Оформите все записи ниже в виде JSON-списка строк, где каждой строке записей соответствует одна строка списка, а пустые строки пропущены.

++++ Предоставленные записи ++++

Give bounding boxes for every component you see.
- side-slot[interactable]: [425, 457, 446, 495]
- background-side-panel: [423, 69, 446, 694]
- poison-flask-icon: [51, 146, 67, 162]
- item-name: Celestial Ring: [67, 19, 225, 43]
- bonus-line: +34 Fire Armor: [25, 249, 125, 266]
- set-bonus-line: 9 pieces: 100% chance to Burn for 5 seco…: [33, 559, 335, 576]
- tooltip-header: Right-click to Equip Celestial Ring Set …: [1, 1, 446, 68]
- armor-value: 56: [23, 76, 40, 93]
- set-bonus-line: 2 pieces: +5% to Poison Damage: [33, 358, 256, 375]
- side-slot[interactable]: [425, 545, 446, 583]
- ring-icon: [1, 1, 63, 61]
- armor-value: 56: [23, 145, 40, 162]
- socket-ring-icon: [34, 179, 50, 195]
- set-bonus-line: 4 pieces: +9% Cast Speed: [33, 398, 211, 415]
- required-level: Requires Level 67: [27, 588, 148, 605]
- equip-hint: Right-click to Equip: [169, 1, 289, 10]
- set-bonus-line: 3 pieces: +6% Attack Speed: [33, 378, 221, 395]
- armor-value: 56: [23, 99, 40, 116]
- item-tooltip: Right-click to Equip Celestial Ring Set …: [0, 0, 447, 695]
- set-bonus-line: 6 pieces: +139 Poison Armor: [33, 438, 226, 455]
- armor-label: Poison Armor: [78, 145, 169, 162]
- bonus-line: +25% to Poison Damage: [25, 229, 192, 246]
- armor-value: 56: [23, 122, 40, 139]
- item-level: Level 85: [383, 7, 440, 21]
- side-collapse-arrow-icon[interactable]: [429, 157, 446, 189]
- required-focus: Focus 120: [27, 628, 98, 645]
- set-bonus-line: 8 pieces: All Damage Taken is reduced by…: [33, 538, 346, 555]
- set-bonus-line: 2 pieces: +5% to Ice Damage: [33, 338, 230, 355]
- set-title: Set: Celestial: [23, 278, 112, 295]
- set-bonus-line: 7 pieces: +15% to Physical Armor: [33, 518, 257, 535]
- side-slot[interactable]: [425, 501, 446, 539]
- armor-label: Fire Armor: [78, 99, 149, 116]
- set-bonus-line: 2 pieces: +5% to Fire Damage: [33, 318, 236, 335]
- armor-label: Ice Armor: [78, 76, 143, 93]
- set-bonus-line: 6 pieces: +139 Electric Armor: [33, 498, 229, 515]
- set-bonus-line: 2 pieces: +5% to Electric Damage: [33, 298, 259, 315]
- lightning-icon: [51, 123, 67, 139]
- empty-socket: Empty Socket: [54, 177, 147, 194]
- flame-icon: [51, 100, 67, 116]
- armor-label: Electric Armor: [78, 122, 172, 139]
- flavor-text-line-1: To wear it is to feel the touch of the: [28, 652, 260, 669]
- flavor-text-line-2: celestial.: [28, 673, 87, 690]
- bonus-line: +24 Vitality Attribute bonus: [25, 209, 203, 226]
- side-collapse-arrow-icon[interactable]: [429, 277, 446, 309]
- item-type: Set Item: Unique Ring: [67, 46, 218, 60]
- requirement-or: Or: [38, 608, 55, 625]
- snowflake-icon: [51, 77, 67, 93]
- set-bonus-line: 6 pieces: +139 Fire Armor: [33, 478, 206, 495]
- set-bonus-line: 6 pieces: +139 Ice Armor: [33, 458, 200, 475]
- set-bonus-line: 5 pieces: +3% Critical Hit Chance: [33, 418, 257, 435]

++++

-- Выполненное задание --
[
  "Give bounding boxes for every component you see.",
  "- side-slot[interactable]: [425, 457, 446, 495]",
  "- background-side-panel: [423, 69, 446, 694]",
  "- poison-flask-icon: [51, 146, 67, 162]",
  "- item-name: Celestial Ring: [67, 19, 225, 43]",
  "- bonus-line: +34 Fire Armor: [25, 249, 125, 266]",
  "- set-bonus-line: 9 pieces: 100% chance to Burn for 5 seco…: [33, 559, 335, 576]",
  "- tooltip-header: Right-click to Equip Celestial Ring Set …: [1, 1, 446, 68]",
  "- armor-value: 56: [23, 76, 40, 93]",
  "- set-bonus-line: 2 pieces: +5% to Poison Damage: [33, 358, 256, 375]",
  "- side-slot[interactable]: [425, 545, 446, 583]",
  "- ring-icon: [1, 1, 63, 61]",
  "- armor-value: 56: [23, 145, 40, 162]",
  "- socket-ring-icon: [34, 179, 50, 195]",
  "- set-bonus-line: 4 pieces: +9% Cast Speed: [33, 398, 211, 415]",
  "- required-level: Requires Level 67: [27, 588, 148, 605]",
  "- equip-hint: Right-click to Equip: [169, 1, 289, 10]",
  "- set-bonus-line: 3 pieces: +6% Attack Speed: [33, 378, 221, 395]",
  "- armor-value: 56: [23, 99, 40, 116]",
  "- item-tooltip: Right-click to Equip Celestial Ring Set …: [0, 0, 447, 695]",
  "- set-bonus-line: 6 pieces: +139 Poison Armor: [33, 438, 226, 455]",
  "- armor-label: Poison Armor: [78, 145, 169, 162]",
  "- bonus-line: +25% to Poison Damage: [25, 229, 192, 246]",
  "- armor-value: 56: [23, 122, 40, 139]",
  "- item-level: Level 85: [383, 7, 440, 21]",
  "- side-collapse-arrow-icon[interactable]: [429, 157, 446, 189]",
  "- required-focus: Focus 120: [27, 628, 98, 645]",
  "- set-bonus-line: 8 pieces: All Damage Taken is reduced by…: [33, 538, 346, 555]",
  "- set-bonus-line: 2 pieces: +5% to Ice Damage: [33, 338, 230, 355]",
  "- set-title: Set: Celestial: [23, 278, 112, 295]",
  "- set-bonus-line: 7 pieces: +15% to Physical Armor: [33, 518, 257, 535]",
  "- side-slot[interactable]: [425, 501, 446, 539]",
  "- armor-label: Fire Armor: [78, 99, 149, 116]",
  "- set-bonus-line: 2 pieces: +5% to Fire Damage: [33, 318, 236, 335]",
  "- armor-label: Ice Armor: [78, 76, 143, 93]",
  "- set-bonus-line: 6 pieces: +139 Electric Armor: [33, 498, 229, 515]",
  "- set-bonus-line: 2 pieces: +5% to Electric Damage: [33, 298, 259, 315]",
  "- lightning-icon: [51, 123, 67, 139]",
  "- empty-socket: Empty Socket: [54, 177, 147, 194]",
  "- flame-icon: [51, 100, 67, 116]",
  "- armor-label: Electric Armor: [78, 122, 172, 139]",
  "- flavor-text-line-1: To wear it is to feel the touch of the: [28, 652, 260, 669]",
  "- flavor-text-line-2: celestial.: [28, 673, 87, 690]",
  "- bonus-line: +24 Vitality Attribute bonus: [25, 209, 203, 226]",
  "- side-collapse-arrow-icon[interactable]: [429, 277, 446, 309]",
  "- item-type: Set Item: Unique Ring: [67, 46, 218, 60]",
  "- requirement-or: Or: [38, 608, 55, 625]",
  "- snowflake-icon: [51, 77, 67, 93]",
  "- set-bonus-line: 6 pieces: +139 Fire Armor: [33, 478, 206, 495]",
  "- set-bonus-line: 6 pieces: +139 Ice Armor: [33, 458, 200, 475]",
  "- set-bonus-line: 5 pieces: +3% Critical Hit Chance: [33, 418, 257, 435]"
]